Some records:
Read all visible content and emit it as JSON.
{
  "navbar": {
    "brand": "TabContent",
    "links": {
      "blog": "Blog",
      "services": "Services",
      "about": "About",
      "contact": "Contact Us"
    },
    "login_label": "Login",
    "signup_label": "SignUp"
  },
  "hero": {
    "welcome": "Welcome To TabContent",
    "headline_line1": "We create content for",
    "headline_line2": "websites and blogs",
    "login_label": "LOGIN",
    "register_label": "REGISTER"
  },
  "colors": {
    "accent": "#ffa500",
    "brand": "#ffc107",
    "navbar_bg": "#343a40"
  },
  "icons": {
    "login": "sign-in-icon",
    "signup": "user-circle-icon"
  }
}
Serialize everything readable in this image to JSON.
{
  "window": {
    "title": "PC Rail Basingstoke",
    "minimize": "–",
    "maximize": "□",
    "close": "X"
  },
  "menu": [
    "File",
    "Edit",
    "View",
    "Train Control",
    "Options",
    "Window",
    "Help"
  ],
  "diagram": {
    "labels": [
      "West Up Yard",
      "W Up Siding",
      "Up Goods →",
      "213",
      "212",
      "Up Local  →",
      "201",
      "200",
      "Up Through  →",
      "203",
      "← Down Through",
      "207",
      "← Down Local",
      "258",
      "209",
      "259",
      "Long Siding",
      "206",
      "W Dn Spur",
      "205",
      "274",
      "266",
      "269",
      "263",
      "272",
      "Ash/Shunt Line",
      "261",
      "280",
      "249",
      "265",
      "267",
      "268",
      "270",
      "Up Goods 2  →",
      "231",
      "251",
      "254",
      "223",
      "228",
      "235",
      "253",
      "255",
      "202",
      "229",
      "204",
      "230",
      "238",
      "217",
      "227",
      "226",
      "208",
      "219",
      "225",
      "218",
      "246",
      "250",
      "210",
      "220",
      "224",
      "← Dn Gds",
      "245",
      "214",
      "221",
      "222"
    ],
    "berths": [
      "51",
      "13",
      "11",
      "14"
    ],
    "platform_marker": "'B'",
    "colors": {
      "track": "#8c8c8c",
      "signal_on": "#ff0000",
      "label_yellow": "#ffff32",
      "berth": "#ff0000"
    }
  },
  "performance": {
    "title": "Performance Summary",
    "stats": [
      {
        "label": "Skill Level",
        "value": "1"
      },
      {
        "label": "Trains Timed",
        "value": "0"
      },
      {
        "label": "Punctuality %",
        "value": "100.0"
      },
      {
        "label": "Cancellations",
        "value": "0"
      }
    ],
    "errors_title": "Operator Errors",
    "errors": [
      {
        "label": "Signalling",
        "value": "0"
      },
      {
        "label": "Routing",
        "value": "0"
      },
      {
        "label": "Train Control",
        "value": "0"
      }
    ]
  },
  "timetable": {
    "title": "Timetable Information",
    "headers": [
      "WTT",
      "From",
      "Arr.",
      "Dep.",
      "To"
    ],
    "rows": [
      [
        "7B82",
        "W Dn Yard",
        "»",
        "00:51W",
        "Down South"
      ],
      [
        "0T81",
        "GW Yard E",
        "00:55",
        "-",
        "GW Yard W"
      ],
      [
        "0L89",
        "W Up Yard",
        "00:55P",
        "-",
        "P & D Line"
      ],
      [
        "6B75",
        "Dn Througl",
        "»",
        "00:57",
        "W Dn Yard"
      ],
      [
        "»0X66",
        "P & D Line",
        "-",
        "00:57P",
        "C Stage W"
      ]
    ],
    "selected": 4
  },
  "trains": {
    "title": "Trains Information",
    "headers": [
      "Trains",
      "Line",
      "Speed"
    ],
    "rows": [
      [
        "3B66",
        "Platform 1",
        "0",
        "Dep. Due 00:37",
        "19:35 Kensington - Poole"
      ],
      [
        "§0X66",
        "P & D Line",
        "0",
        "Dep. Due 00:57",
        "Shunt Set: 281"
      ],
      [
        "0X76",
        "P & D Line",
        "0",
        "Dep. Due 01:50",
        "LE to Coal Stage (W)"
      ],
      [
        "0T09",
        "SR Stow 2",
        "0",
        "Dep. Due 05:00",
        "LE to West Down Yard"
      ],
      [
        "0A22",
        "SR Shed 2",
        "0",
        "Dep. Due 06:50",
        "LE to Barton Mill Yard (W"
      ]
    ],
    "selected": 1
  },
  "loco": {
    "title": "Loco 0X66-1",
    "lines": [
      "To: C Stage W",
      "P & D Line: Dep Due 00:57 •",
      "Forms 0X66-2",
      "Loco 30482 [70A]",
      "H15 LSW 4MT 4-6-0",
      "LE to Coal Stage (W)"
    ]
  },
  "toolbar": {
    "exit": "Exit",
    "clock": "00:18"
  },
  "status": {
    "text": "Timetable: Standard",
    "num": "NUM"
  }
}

**TASK DIRECTIONS**
Show every line of the listing in which the string "TabContent" can be found.

**EXPECTED ANSWER**
    "brand": "TabContent",
    "welcome": "Welcome To TabContent",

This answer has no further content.